■ Data for the task ■
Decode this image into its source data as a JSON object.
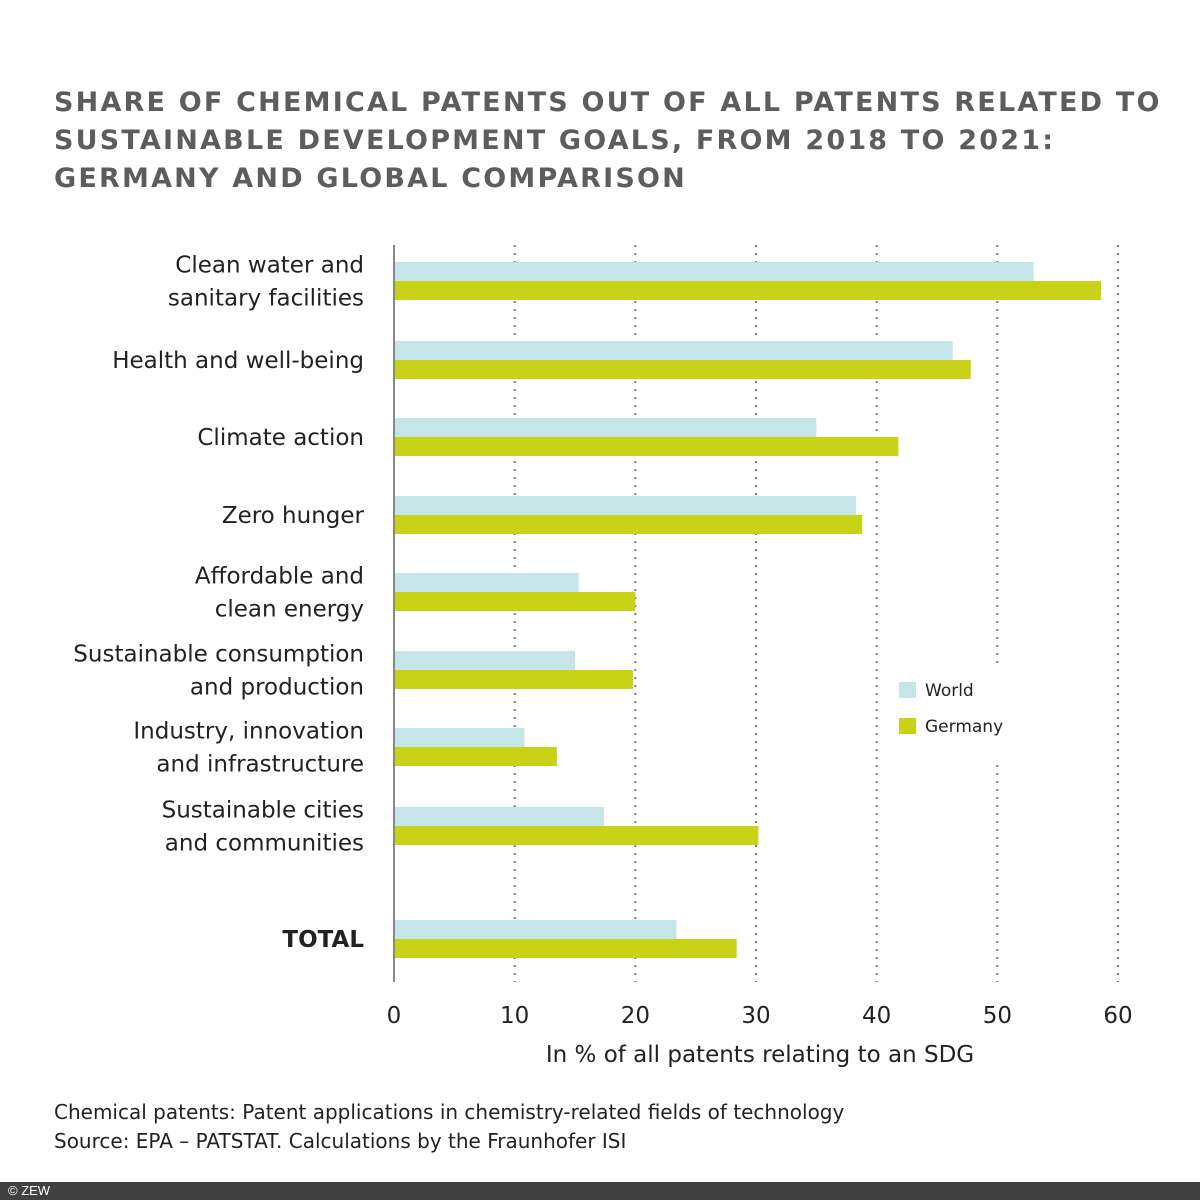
{
  "chart_data": {
    "type": "bar",
    "orientation": "horizontal",
    "title_lines": [
      "SHARE OF CHEMICAL PATENTS OUT OF ALL PATENTS RELATED TO",
      "SUSTAINABLE DEVELOPMENT GOALS, FROM 2018 TO 2021:",
      "GERMANY AND GLOBAL COMPARISON"
    ],
    "categories": [
      [
        "Clean water and",
        "sanitary facilities"
      ],
      [
        "Health and well-being"
      ],
      [
        "Climate action"
      ],
      [
        "Zero hunger"
      ],
      [
        "Affordable and",
        "clean energy"
      ],
      [
        "Sustainable consumption",
        "and production"
      ],
      [
        "Industry, innovation",
        "and infrastructure"
      ],
      [
        "Sustainable cities",
        "and communities"
      ],
      [
        "TOTAL"
      ]
    ],
    "series": [
      {
        "name": "World",
        "color": "#c5e5e9",
        "values": [
          53.0,
          46.3,
          35.0,
          38.3,
          15.3,
          15.0,
          10.8,
          17.4,
          23.4
        ]
      },
      {
        "name": "Germany",
        "color": "#c8d317",
        "values": [
          58.6,
          47.8,
          41.8,
          38.8,
          20.0,
          19.8,
          13.5,
          30.2,
          28.4
        ]
      }
    ],
    "xlabel": "In % of all patents relating to an SDG",
    "xlim": [
      0,
      60
    ],
    "xticks": [
      0,
      10,
      20,
      30,
      40,
      50,
      60
    ],
    "grid": "vertical dotted",
    "legend_placement": "right"
  },
  "footnotes": [
    "Chemical patents: Patent applications in chemistry-related fields of technology",
    "Source: EPA – PATSTAT. Calculations by the Fraunhofer ISI"
  ],
  "copyright": "© ZEW"
}
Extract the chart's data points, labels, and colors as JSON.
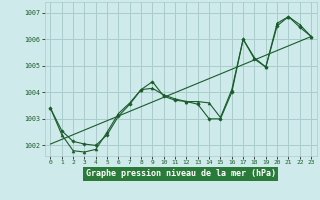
{
  "title": "Graphe pression niveau de la mer (hPa)",
  "bg_color": "#ceeaea",
  "grid_color": "#aacccc",
  "line_color": "#1a5c2a",
  "marker_color": "#1a5c2a",
  "xlim": [
    -0.5,
    23.5
  ],
  "ylim": [
    1001.6,
    1007.4
  ],
  "yticks": [
    1002,
    1003,
    1004,
    1005,
    1006,
    1007
  ],
  "xticks": [
    0,
    1,
    2,
    3,
    4,
    5,
    6,
    7,
    8,
    9,
    10,
    11,
    12,
    13,
    14,
    15,
    16,
    17,
    18,
    19,
    20,
    21,
    22,
    23
  ],
  "series1_x": [
    0,
    1,
    2,
    3,
    4,
    5,
    6,
    7,
    8,
    9,
    10,
    11,
    12,
    13,
    14,
    15,
    16,
    17,
    18,
    19,
    20,
    21,
    22,
    23
  ],
  "series1_y": [
    1003.4,
    1002.4,
    1001.8,
    1001.75,
    1001.85,
    1002.5,
    1003.2,
    1003.6,
    1004.1,
    1004.15,
    1003.9,
    1003.75,
    1003.65,
    1003.65,
    1003.6,
    1003.05,
    1004.1,
    1006.0,
    1005.3,
    1004.95,
    1006.6,
    1006.85,
    1006.55,
    1006.1
  ],
  "series2_x": [
    0,
    1,
    2,
    3,
    4,
    5,
    6,
    7,
    8,
    9,
    10,
    11,
    12,
    13,
    14,
    15,
    16,
    17,
    18,
    19,
    20,
    21,
    22,
    23
  ],
  "series2_y": [
    1003.4,
    1002.55,
    1002.15,
    1002.05,
    1002.0,
    1002.4,
    1003.1,
    1003.55,
    1004.1,
    1004.4,
    1003.85,
    1003.7,
    1003.65,
    1003.55,
    1003.0,
    1003.0,
    1004.0,
    1006.0,
    1005.25,
    1004.95,
    1006.5,
    1006.85,
    1006.45,
    1006.1
  ],
  "trend_x": [
    0,
    23
  ],
  "trend_y": [
    1002.05,
    1006.1
  ]
}
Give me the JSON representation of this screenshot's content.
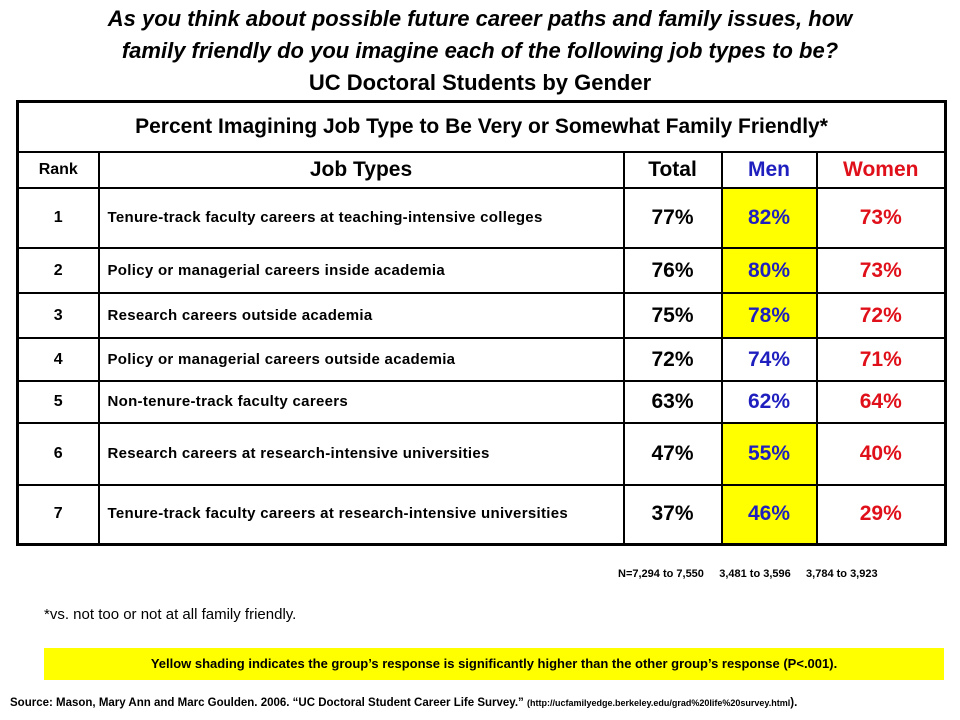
{
  "title": {
    "line1": "As you think about possible future career paths and family issues, how",
    "line2": "family friendly do you imagine each of the following job types to be?",
    "line3": "UC Doctoral Students by Gender"
  },
  "table": {
    "caption": "Percent Imagining Job Type to Be Very or Somewhat Family Friendly*",
    "headers": {
      "rank": "Rank",
      "job": "Job Types",
      "total": "Total",
      "men": "Men",
      "women": "Women"
    },
    "highlight_color": "#ffff00",
    "rows": [
      {
        "rank": "1",
        "job": "Tenure-track faculty careers at teaching-intensive colleges",
        "total": "77%",
        "men": "82%",
        "women": "73%",
        "men_shaded": true
      },
      {
        "rank": "2",
        "job": "Policy or managerial careers inside academia",
        "total": "76%",
        "men": "80%",
        "women": "73%",
        "men_shaded": true
      },
      {
        "rank": "3",
        "job": "Research careers outside academia",
        "total": "75%",
        "men": "78%",
        "women": "72%",
        "men_shaded": true
      },
      {
        "rank": "4",
        "job": "Policy or managerial careers outside academia",
        "total": "72%",
        "men": "74%",
        "women": "71%",
        "men_shaded": false
      },
      {
        "rank": "5",
        "job": "Non-tenure-track faculty careers",
        "total": "63%",
        "men": "62%",
        "women": "64%",
        "men_shaded": false
      },
      {
        "rank": "6",
        "job": "Research careers at research-intensive universities",
        "total": "47%",
        "men": "55%",
        "women": "40%",
        "men_shaded": true
      },
      {
        "rank": "7",
        "job": "Tenure-track faculty careers at research-intensive universities",
        "total": "37%",
        "men": "46%",
        "women": "29%",
        "men_shaded": true
      }
    ]
  },
  "sample_sizes": [
    "N=7,294 to 7,550",
    "3,481 to 3,596",
    "3,784 to 3,923"
  ],
  "footnote": "*vs. not too or not at all family friendly.",
  "shading_note": "Yellow shading indicates the group’s response is significantly higher than the other group’s response (P<.001).",
  "source": {
    "text": "Source: Mason, Mary Ann  and Marc Goulden.  2006. “UC Doctoral  Student Career Life Survey.” ",
    "url": "(http://ucfamilyedge.berkeley.edu/grad%20life%20survey.html",
    "end": ")."
  }
}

■ Task requirements ■
Quote all the lines above exactly as given. Do not include the pictures.

■ Solved exercise ■
Decode this image into its source data as a JSON object.
{
  "chart_data": {
    "type": "bar",
    "orientation": "horizontal",
    "title_lines": [
      "SHARE OF CHEMICAL PATENTS OUT OF ALL PATENTS RELATED TO",
      "SUSTAINABLE DEVELOPMENT GOALS, FROM 2018 TO 2021:",
      "GERMANY AND GLOBAL COMPARISON"
    ],
    "categories": [
      [
        "Clean water and",
        "sanitary facilities"
      ],
      [
        "Health and well-being"
      ],
      [
        "Climate action"
      ],
      [
        "Zero hunger"
      ],
      [
        "Affordable and",
        "clean energy"
      ],
      [
        "Sustainable consumption",
        "and production"
      ],
      [
        "Industry, innovation",
        "and infrastructure"
      ],
      [
        "Sustainable cities",
        "and communities"
      ],
      [
        "TOTAL"
      ]
    ],
    "series": [
      {
        "name": "World",
        "color": "#c5e5e9",
        "values": [
          53.0,
          46.3,
          35.0,
          38.3,
          15.3,
          15.0,
          10.8,
          17.4,
          23.4
        ]
      },
      {
        "name": "Germany",
        "color": "#c8d317",
        "values": [
          58.6,
          47.8,
          41.8,
          38.8,
          20.0,
          19.8,
          13.5,
          30.2,
          28.4
        ]
      }
    ],
    "xlabel": "In % of all patents relating to an SDG",
    "xlim": [
      0,
      60
    ],
    "xticks": [
      0,
      10,
      20,
      30,
      40,
      50,
      60
    ],
    "grid": "vertical dotted",
    "legend_placement": "right"
  },
  "footnotes": [
    "Chemical patents: Patent applications in chemistry-related fields of technology",
    "Source: EPA – PATSTAT. Calculations by the Fraunhofer ISI"
  ],
  "copyright": "© ZEW"
}
Extract the chart's data points, labels, and colors as JSON.
{
  "title": "Graphe pression niveau de la mer (hPa)",
  "bg_color": "#ceeaea",
  "grid_color": "#aacccc",
  "line_color": "#1a5c2a",
  "marker_color": "#1a5c2a",
  "xlim": [
    -0.5,
    23.5
  ],
  "ylim": [
    1001.6,
    1007.4
  ],
  "yticks": [
    1002,
    1003,
    1004,
    1005,
    1006,
    1007
  ],
  "xticks": [
    0,
    1,
    2,
    3,
    4,
    5,
    6,
    7,
    8,
    9,
    10,
    11,
    12,
    13,
    14,
    15,
    16,
    17,
    18,
    19,
    20,
    21,
    22,
    23
  ],
  "series1_x": [
    0,
    1,
    2,
    3,
    4,
    5,
    6,
    7,
    8,
    9,
    10,
    11,
    12,
    13,
    14,
    15,
    16,
    17,
    18,
    19,
    20,
    21,
    22,
    23
  ],
  "series1_y": [
    1003.4,
    1002.4,
    1001.8,
    1001.75,
    1001.85,
    1002.5,
    1003.2,
    1003.6,
    1004.1,
    1004.15,
    1003.9,
    1003.75,
    1003.65,
    1003.65,
    1003.6,
    1003.05,
    1004.1,
    1006.0,
    1005.3,
    1004.95,
    1006.6,
    1006.85,
    1006.55,
    1006.1
  ],
  "series2_x": [
    0,
    1,
    2,
    3,
    4,
    5,
    6,
    7,
    8,
    9,
    10,
    11,
    12,
    13,
    14,
    15,
    16,
    17,
    18,
    19,
    20,
    21,
    22,
    23
  ],
  "series2_y": [
    1003.4,
    1002.55,
    1002.15,
    1002.05,
    1002.0,
    1002.4,
    1003.1,
    1003.55,
    1004.1,
    1004.4,
    1003.85,
    1003.7,
    1003.65,
    1003.55,
    1003.0,
    1003.0,
    1004.0,
    1006.0,
    1005.25,
    1004.95,
    1006.5,
    1006.85,
    1006.45,
    1006.1
  ],
  "trend_x": [
    0,
    23
  ],
  "trend_y": [
    1002.05,
    1006.1
  ]
}
Give me the JSON representation of this screenshot's content.
{
  "title": {
    "line1": "As you think about possible future career paths and family issues, how",
    "line2": "family friendly do you imagine each of the following job types to be?",
    "line3": "UC Doctoral Students by Gender"
  },
  "table": {
    "caption": "Percent Imagining Job Type to Be Very or Somewhat Family Friendly*",
    "headers": {
      "rank": "Rank",
      "job": "Job Types",
      "total": "Total",
      "men": "Men",
      "women": "Women"
    },
    "highlight_color": "#ffff00",
    "rows": [
      {
        "rank": "1",
        "job": "Tenure-track faculty careers at teaching-intensive colleges",
        "total": "77%",
        "men": "82%",
        "women": "73%",
        "men_shaded": true
      },
      {
        "rank": "2",
        "job": "Policy or managerial careers inside academia",
        "total": "76%",
        "men": "80%",
        "women": "73%",
        "men_shaded": true
      },
      {
        "rank": "3",
        "job": "Research careers outside academia",
        "total": "75%",
        "men": "78%",
        "women": "72%",
        "men_shaded": true
      },
      {
        "rank": "4",
        "job": "Policy or managerial careers outside academia",
        "total": "72%",
        "men": "74%",
        "women": "71%",
        "men_shaded": false
      },
      {
        "rank": "5",
        "job": "Non-tenure-track faculty careers",
        "total": "63%",
        "men": "62%",
        "women": "64%",
        "men_shaded": false
      },
      {
        "rank": "6",
        "job": "Research careers at research-intensive universities",
        "total": "47%",
        "men": "55%",
        "women": "40%",
        "men_shaded": true
      },
      {
        "rank": "7",
        "job": "Tenure-track faculty careers at research-intensive universities",
        "total": "37%",
        "men": "46%",
        "women": "29%",
        "men_shaded": true
      }
    ]
  },
  "sample_sizes": [
    "N=7,294 to 7,550",
    "3,481 to 3,596",
    "3,784 to 3,923"
  ],
  "footnote": "*vs. not too or not at all family friendly.",
  "shading_note": "Yellow shading indicates the group’s response is significantly higher than the other group’s response (P<.001).",
  "source": {
    "text": "Source: Mason, Mary Ann  and Marc Goulden.  2006. “UC Doctoral  Student Career Life Survey.” ",
    "url": "(http://ucfamilyedge.berkeley.edu/grad%20life%20survey.html",
    "end": ")."
  }
}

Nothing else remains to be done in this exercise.